• Task prompt:
Return only the number of lines holding the word "合理即可".
#### Material ####
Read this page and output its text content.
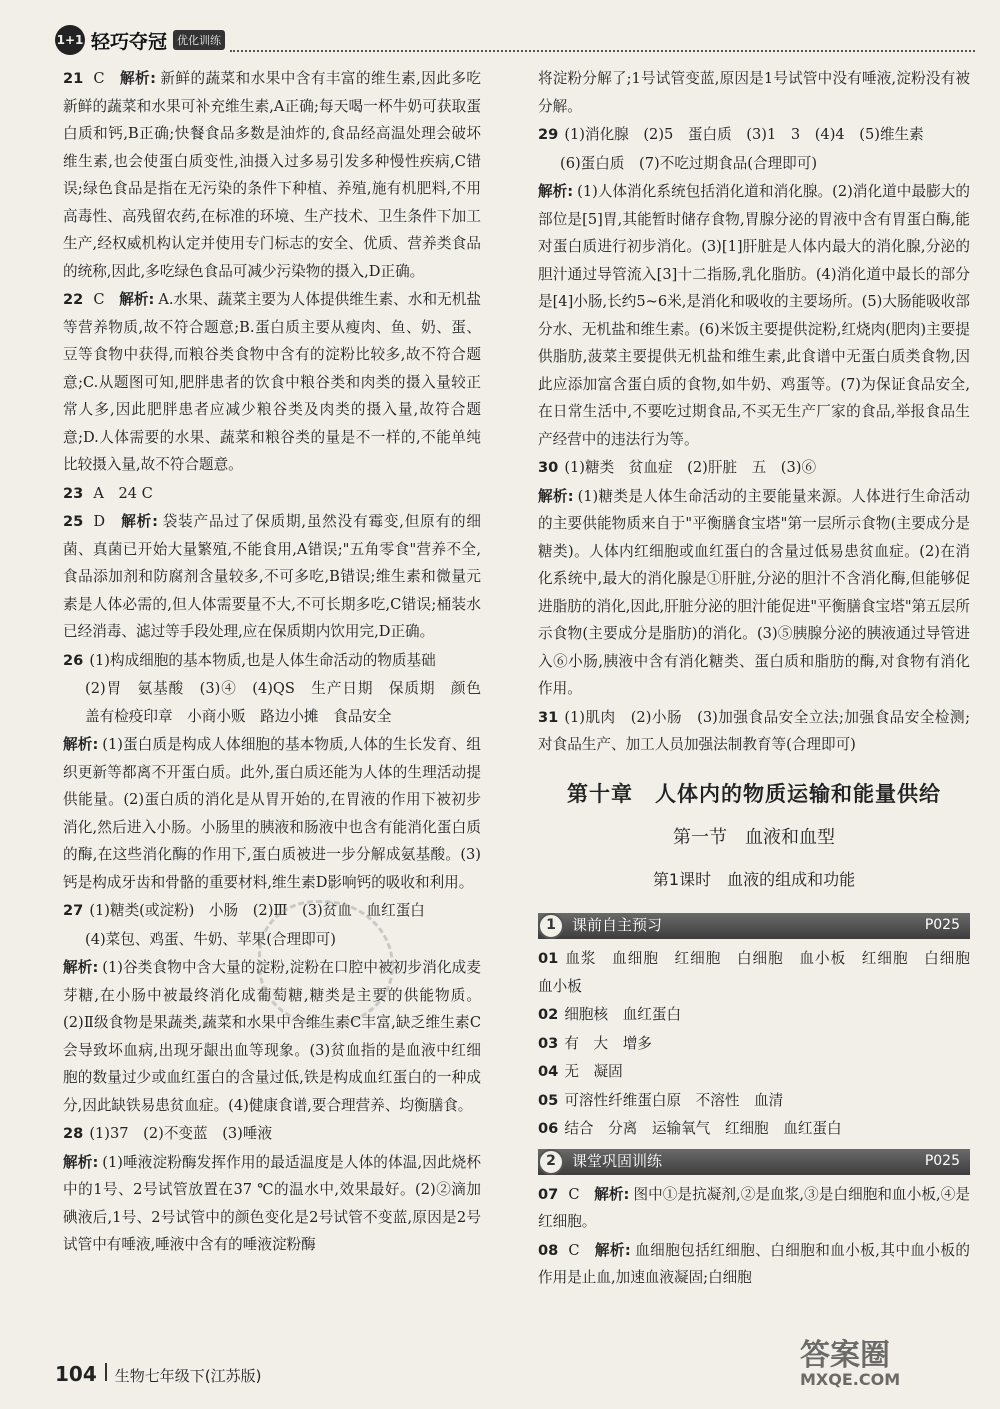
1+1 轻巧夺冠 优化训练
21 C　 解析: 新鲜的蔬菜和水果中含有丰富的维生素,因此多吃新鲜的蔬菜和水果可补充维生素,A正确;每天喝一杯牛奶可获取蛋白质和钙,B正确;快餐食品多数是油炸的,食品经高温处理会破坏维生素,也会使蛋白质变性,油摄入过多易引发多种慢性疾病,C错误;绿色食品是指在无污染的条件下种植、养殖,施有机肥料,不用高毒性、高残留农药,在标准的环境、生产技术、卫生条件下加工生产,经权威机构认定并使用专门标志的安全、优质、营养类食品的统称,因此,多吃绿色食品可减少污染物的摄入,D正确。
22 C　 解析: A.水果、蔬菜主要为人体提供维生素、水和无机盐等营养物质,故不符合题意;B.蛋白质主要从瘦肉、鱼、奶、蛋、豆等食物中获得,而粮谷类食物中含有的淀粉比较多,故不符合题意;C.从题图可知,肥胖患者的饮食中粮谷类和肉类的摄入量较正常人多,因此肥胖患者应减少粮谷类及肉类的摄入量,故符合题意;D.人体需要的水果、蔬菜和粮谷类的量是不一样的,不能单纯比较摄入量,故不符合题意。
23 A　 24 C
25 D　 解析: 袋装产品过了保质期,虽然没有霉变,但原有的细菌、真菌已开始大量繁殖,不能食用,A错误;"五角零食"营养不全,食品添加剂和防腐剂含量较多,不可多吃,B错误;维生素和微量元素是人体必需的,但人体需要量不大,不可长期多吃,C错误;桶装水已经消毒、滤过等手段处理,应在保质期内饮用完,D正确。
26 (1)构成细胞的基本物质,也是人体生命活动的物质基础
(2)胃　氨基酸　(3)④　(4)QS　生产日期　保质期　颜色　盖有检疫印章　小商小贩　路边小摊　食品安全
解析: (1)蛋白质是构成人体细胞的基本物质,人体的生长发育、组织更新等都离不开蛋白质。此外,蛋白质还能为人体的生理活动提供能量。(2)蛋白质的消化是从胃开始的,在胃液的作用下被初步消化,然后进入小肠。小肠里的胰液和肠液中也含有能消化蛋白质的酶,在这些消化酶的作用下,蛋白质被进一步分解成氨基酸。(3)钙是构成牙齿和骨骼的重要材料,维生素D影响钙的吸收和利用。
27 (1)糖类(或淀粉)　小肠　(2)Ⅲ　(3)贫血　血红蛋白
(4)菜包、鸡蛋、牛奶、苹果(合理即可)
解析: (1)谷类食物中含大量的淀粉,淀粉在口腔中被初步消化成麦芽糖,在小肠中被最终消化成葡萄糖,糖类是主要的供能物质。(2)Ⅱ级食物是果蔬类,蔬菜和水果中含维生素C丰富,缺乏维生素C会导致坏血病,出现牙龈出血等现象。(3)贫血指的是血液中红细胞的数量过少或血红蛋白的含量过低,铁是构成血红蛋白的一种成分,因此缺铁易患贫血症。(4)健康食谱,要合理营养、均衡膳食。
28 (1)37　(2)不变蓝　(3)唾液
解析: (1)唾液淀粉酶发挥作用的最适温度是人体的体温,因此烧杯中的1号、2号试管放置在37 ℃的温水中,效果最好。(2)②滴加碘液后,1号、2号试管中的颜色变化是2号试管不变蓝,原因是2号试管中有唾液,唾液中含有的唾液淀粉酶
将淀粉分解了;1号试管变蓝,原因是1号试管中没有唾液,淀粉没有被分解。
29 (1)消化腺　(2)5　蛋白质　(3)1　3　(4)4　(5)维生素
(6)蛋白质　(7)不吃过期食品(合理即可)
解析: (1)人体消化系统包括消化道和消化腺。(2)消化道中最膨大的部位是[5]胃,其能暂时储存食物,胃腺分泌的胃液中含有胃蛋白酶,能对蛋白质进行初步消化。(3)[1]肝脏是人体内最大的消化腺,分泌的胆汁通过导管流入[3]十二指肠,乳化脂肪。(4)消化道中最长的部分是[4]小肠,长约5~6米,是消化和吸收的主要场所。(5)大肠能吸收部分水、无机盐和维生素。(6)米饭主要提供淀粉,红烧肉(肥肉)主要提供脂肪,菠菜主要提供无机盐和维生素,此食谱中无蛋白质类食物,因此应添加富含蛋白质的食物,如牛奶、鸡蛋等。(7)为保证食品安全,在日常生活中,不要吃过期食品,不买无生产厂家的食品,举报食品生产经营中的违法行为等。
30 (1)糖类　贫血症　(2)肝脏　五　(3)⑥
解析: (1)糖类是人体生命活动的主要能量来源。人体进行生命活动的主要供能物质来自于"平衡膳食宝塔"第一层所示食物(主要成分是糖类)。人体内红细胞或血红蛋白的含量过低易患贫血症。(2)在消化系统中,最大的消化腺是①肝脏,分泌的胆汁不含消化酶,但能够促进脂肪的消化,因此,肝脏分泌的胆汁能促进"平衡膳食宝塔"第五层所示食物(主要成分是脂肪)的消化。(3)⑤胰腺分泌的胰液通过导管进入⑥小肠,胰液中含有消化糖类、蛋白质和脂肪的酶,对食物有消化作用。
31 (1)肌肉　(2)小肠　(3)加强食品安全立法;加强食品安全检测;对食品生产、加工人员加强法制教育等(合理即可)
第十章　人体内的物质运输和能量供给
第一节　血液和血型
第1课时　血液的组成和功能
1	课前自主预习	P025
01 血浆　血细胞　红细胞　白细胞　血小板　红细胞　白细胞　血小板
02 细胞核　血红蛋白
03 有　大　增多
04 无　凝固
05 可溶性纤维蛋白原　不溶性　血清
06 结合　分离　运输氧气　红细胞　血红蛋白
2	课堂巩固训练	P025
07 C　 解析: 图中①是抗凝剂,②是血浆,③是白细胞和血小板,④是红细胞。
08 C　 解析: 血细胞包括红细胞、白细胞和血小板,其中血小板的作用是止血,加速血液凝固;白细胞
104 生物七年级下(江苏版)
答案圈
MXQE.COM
####
#### Material ####
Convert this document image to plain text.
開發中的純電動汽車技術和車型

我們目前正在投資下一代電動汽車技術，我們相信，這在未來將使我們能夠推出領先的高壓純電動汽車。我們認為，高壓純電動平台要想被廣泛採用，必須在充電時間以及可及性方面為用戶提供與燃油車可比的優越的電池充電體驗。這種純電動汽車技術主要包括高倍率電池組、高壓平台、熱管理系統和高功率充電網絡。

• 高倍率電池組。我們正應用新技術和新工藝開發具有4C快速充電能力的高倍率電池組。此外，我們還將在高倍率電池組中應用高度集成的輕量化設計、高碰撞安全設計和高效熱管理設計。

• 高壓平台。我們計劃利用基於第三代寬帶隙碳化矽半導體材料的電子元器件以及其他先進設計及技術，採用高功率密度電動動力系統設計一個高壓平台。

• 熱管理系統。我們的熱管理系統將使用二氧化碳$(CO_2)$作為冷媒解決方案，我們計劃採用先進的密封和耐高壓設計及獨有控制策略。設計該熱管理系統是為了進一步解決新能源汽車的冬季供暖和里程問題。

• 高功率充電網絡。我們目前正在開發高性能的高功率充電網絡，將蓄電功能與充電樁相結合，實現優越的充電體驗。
####
• Correct answer:
3